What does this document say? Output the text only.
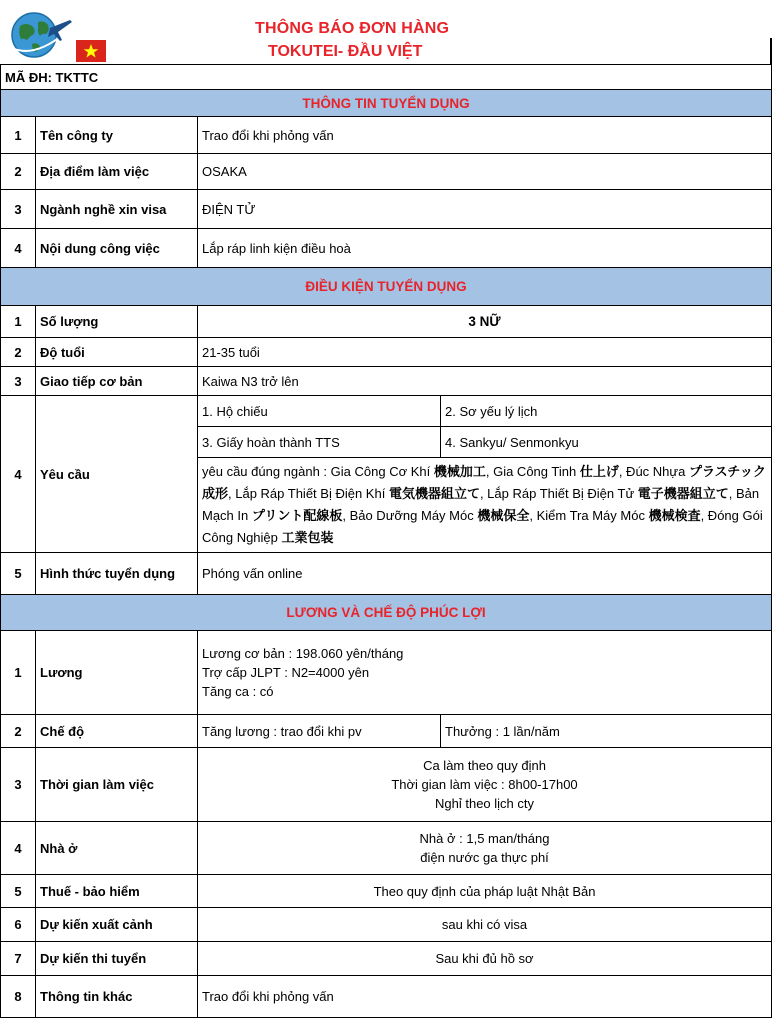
THÔNG BÁO ĐƠN HÀNG
TOKUTEI- ĐẦU VIỆT
MÃ ĐH: TKTTC			
THÔNG TIN TUYỂN DỤNG			
1	Tên công ty	Trao đổi khi phỏng vấn	
2	Địa điểm làm việc	OSAKA	
3	Ngành nghề xin visa	ĐIỆN TỬ	
4	Nội dung công việc	Lắp ráp linh kiện điều hoà	
ĐIỀU KIỆN TUYỂN DỤNG			
1	Số lượng	3 NỮ	
2	Độ tuổi	21-35 tuổi	
3	Giao tiếp cơ bản	Kaiwa N3 trở lên	
4	Yêu cầu	1. Hộ chiếu	2. Sơ yếu lý lịch
		3. Giấy hoàn thành TTS	4. Sankyu/ Senmonkyu
		yêu cầu đúng ngành : Gia Công Cơ Khí 機械加工, Gia Công Tinh 仕上げ, Đúc Nhựa プラスチック成形, Lắp Ráp Thiết Bị Điện Khí 電気機器組立て, Lắp Ráp Thiết Bị Điện Tử 電子機器組立て, Bản Mạch In プリント配線板, Bảo Dưỡng Máy Móc 機械保全, Kiểm Tra Máy Móc 機械検査, Đóng Gói Công Nghiệp 工業包装	
5	Hình thức tuyển dụng	Phóng vấn online	
LƯƠNG VÀ CHẾ ĐỘ PHÚC LỢI			
1	Lương	Lương cơ bản : 198.060 yên/tháng
Trợ cấp JLPT : N2=4000 yên
Tăng ca : có	

2	Chế độ	Tăng lương : trao đổi khi pv	Thưởng : 1 lần/năm
3	Thời gian làm việc	Ca làm theo quy định
Thời gian làm việc : 8h00-17h00
Nghỉ theo lịch cty	

4	Nhà ở	Nhà ở : 1,5 man/tháng
điện nước ga thực phí	

5	Thuế - bảo hiểm	Theo quy định của pháp luật Nhật Bản	
6	Dự kiến xuất cảnh	sau khi có visa	
7	Dự kiến thi tuyển	Sau khi đủ hồ sơ	
8	Thông tin khác	Trao đổi khi phỏng vấn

--*--

# What to work on
Take the listing above and restate it word for word, without its pictures.

# Task response
What does this document say? Output the text only.
THÔNG BÁO ĐƠN HÀNG
TOKUTEI- ĐẦU VIỆT
MÃ ĐH: TKTTC			
THÔNG TIN TUYỂN DỤNG			
1	Tên công ty	Trao đổi khi phỏng vấn	
2	Địa điểm làm việc	OSAKA	
3	Ngành nghề xin visa	ĐIỆN TỬ	
4	Nội dung công việc	Lắp ráp linh kiện điều hoà	
ĐIỀU KIỆN TUYỂN DỤNG			
1	Số lượng	3 NỮ	
2	Độ tuổi	21-35 tuổi	
3	Giao tiếp cơ bản	Kaiwa N3 trở lên	
4	Yêu cầu	1. Hộ chiếu	2. Sơ yếu lý lịch
		3. Giấy hoàn thành TTS	4. Sankyu/ Senmonkyu
		yêu cầu đúng ngành : Gia Công Cơ Khí 機械加工, Gia Công Tinh 仕上げ, Đúc Nhựa プラスチック成形, Lắp Ráp Thiết Bị Điện Khí 電気機器組立て, Lắp Ráp Thiết Bị Điện Tử 電子機器組立て, Bản Mạch In プリント配線板, Bảo Dưỡng Máy Móc 機械保全, Kiểm Tra Máy Móc 機械検査, Đóng Gói Công Nghiệp 工業包装	
5	Hình thức tuyển dụng	Phóng vấn online	
LƯƠNG VÀ CHẾ ĐỘ PHÚC LỢI			
1	Lương	Lương cơ bản : 198.060 yên/tháng
Trợ cấp JLPT : N2=4000 yên
Tăng ca : có	

2	Chế độ	Tăng lương : trao đổi khi pv	Thưởng : 1 lần/năm
3	Thời gian làm việc	Ca làm theo quy định
Thời gian làm việc : 8h00-17h00
Nghỉ theo lịch cty	

4	Nhà ở	Nhà ở : 1,5 man/tháng
điện nước ga thực phí	

5	Thuế - bảo hiểm	Theo quy định của pháp luật Nhật Bản	
6	Dự kiến xuất cảnh	sau khi có visa	
7	Dự kiến thi tuyển	Sau khi đủ hồ sơ	
8	Thông tin khác	Trao đổi khi phỏng vấn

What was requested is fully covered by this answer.